* Start Supplied material *
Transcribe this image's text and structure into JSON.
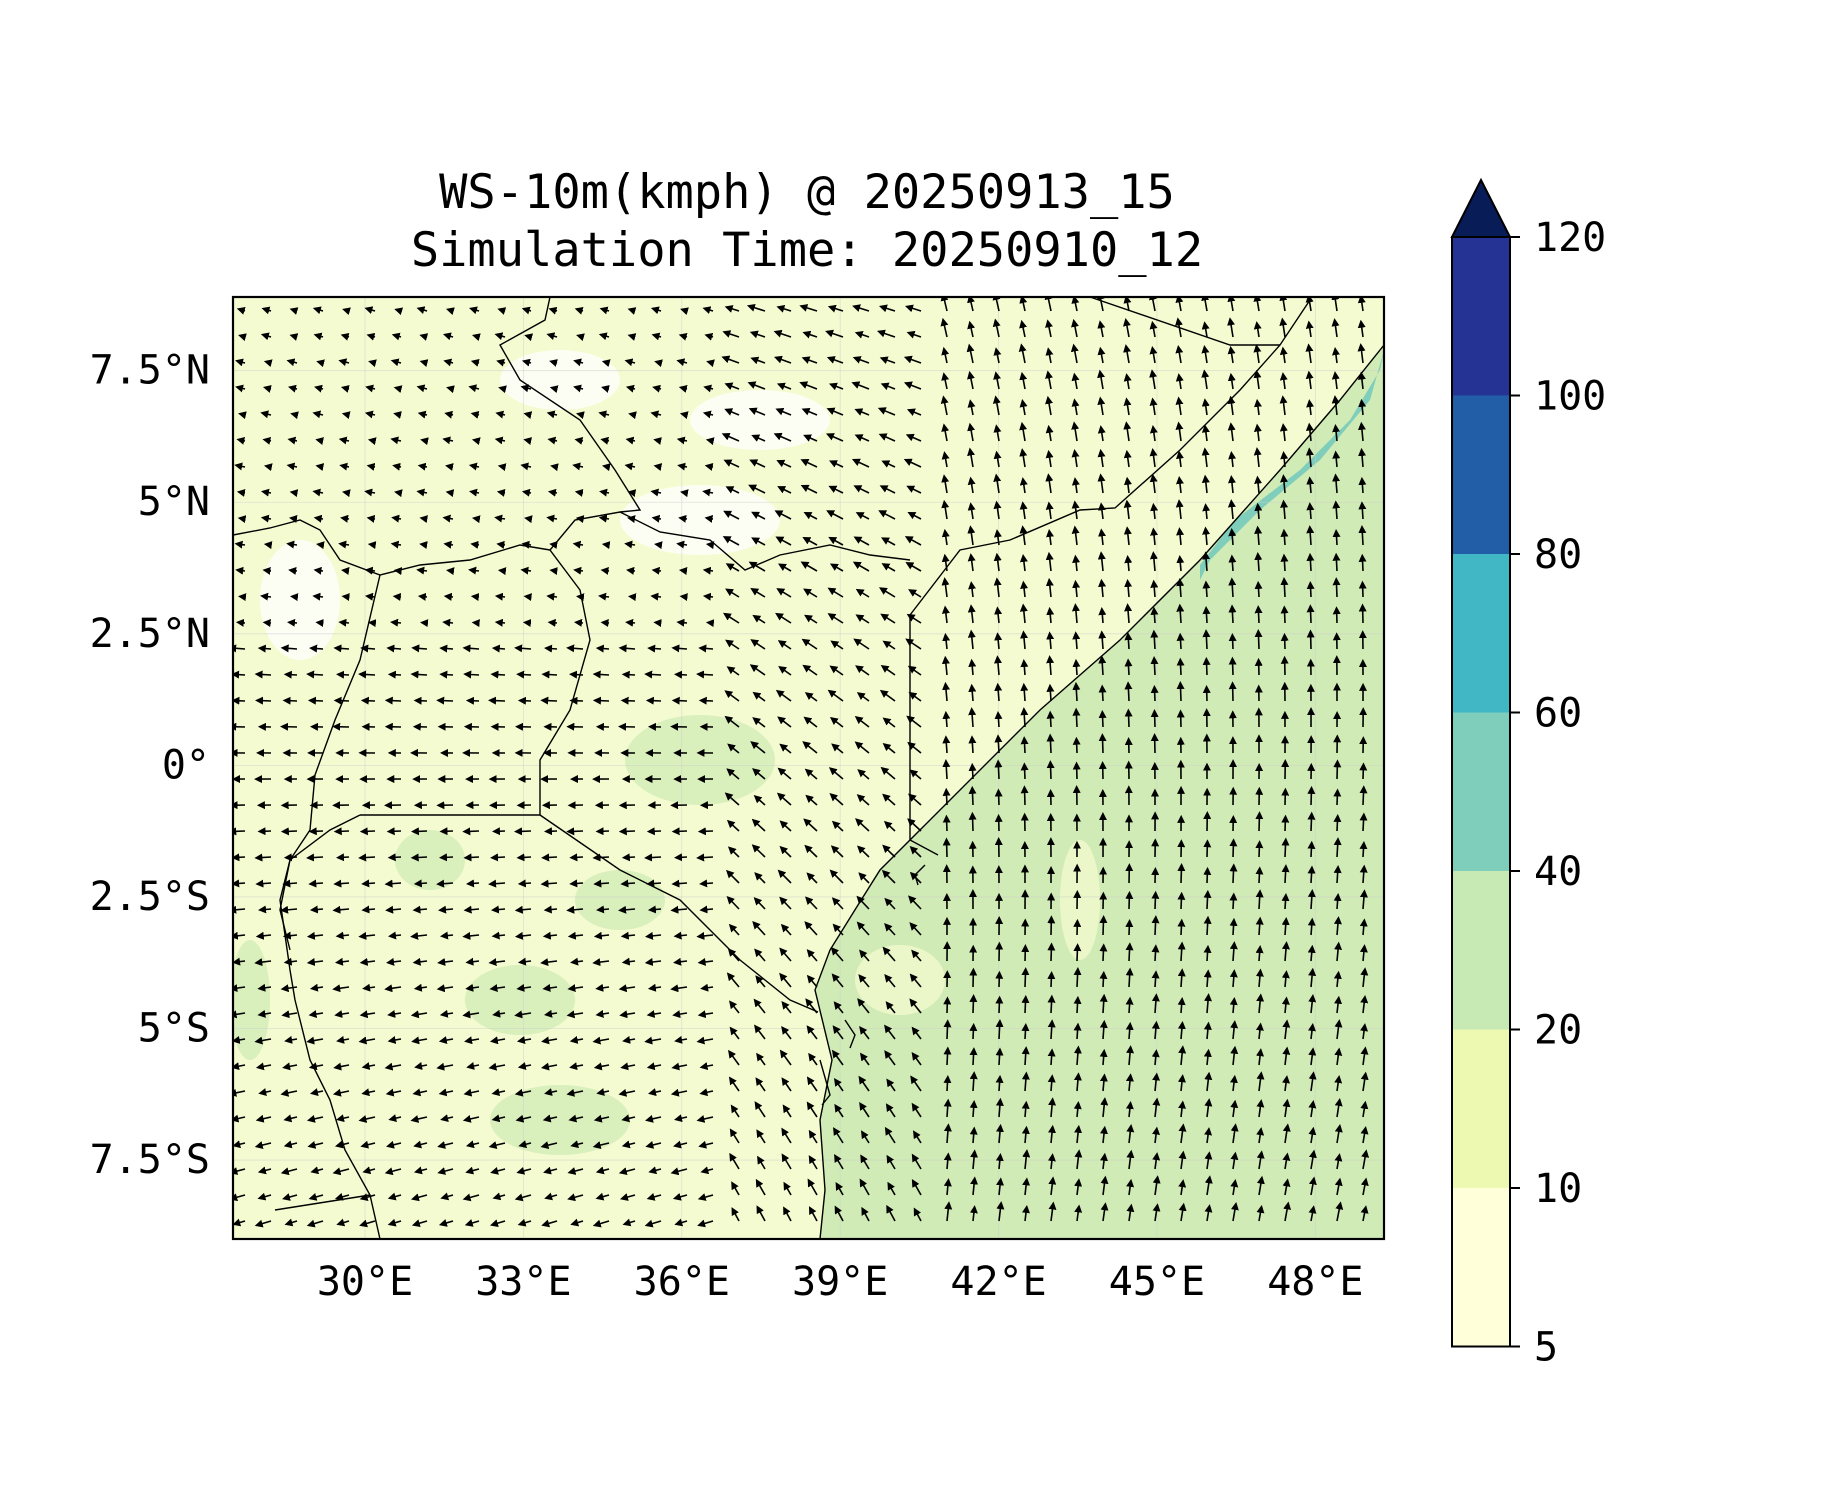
{
  "map": {
    "title": "WS-10m(kmph) @ 20250913_15",
    "subtitle": "Simulation Time: 20250910_12",
    "extent": {
      "lon": [
        27.5,
        49.3
      ],
      "lat": [
        -9.0,
        8.9
      ]
    },
    "x_ticks": [
      {
        "value": 30,
        "label": "30°E"
      },
      {
        "value": 33,
        "label": "33°E"
      },
      {
        "value": 36,
        "label": "36°E"
      },
      {
        "value": 39,
        "label": "39°E"
      },
      {
        "value": 42,
        "label": "42°E"
      },
      {
        "value": 45,
        "label": "45°E"
      },
      {
        "value": 48,
        "label": "48°E"
      }
    ],
    "y_ticks": [
      {
        "value": 7.5,
        "label": "7.5°N"
      },
      {
        "value": 5,
        "label": "5°N"
      },
      {
        "value": 2.5,
        "label": "2.5°N"
      },
      {
        "value": 0,
        "label": "0°"
      },
      {
        "value": -2.5,
        "label": "2.5°S"
      },
      {
        "value": -5,
        "label": "5°S"
      },
      {
        "value": -7.5,
        "label": "7.5°S"
      }
    ],
    "land_fill_color": "#f4fbd0",
    "sea_fill_color": "#d0ebb5",
    "wind_vectors": "arrow-icon"
  },
  "colorbar": {
    "levels": [
      {
        "label": "5",
        "color": "#ffffd9"
      },
      {
        "label": "10",
        "color": "#edf8b1"
      },
      {
        "label": "20",
        "color": "#c7e9b4"
      },
      {
        "label": "40",
        "color": "#7fcdbb"
      },
      {
        "label": "60",
        "color": "#41b6c4"
      },
      {
        "label": "80",
        "color": "#225ea8"
      },
      {
        "label": "100",
        "color": "#253494"
      },
      {
        "label": "120",
        "color": "#081d58"
      }
    ],
    "extend": "max",
    "extend_color": "#081d58"
  }
}
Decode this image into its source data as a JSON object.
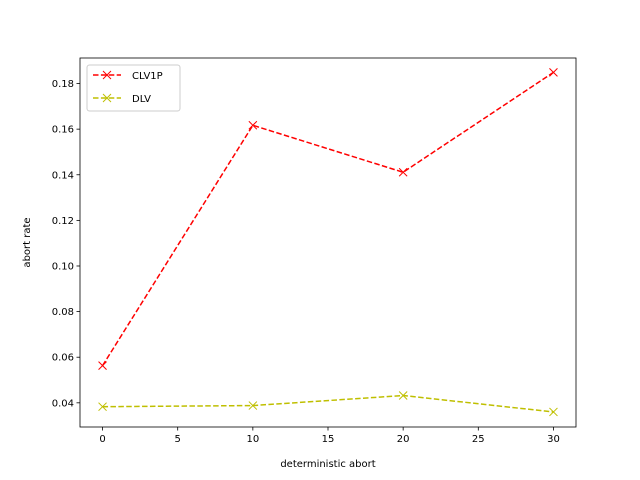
{
  "chart_data": {
    "type": "line",
    "title": "",
    "xlabel": "deterministic abort",
    "ylabel": "abort rate",
    "xlim": [
      -1.5,
      31.5
    ],
    "ylim": [
      0.0294,
      0.1912
    ],
    "xticks": [
      0,
      5,
      10,
      15,
      20,
      25,
      30
    ],
    "xtick_labels": [
      "0",
      "5",
      "10",
      "15",
      "20",
      "25",
      "30"
    ],
    "yticks": [
      0.04,
      0.06,
      0.08,
      0.1,
      0.12,
      0.14,
      0.16,
      0.18
    ],
    "ytick_labels": [
      "0.04",
      "0.06",
      "0.08",
      "0.10",
      "0.12",
      "0.14",
      "0.16",
      "0.18"
    ],
    "grid": false,
    "legend_position": "upper-left",
    "x": [
      0,
      10,
      20,
      30
    ],
    "series": [
      {
        "name": "CLV1P",
        "color": "#ff0000",
        "line_style": "dashed",
        "marker": "x",
        "values": [
          0.0563,
          0.1617,
          0.1411,
          0.1849
        ]
      },
      {
        "name": "DLV",
        "color": "#bfbf00",
        "line_style": "dashed",
        "marker": "x",
        "values": [
          0.0383,
          0.0388,
          0.0432,
          0.036
        ]
      }
    ]
  }
}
* End Supplied material *
Say how many lines of the listing above contain "this", with no other words.

2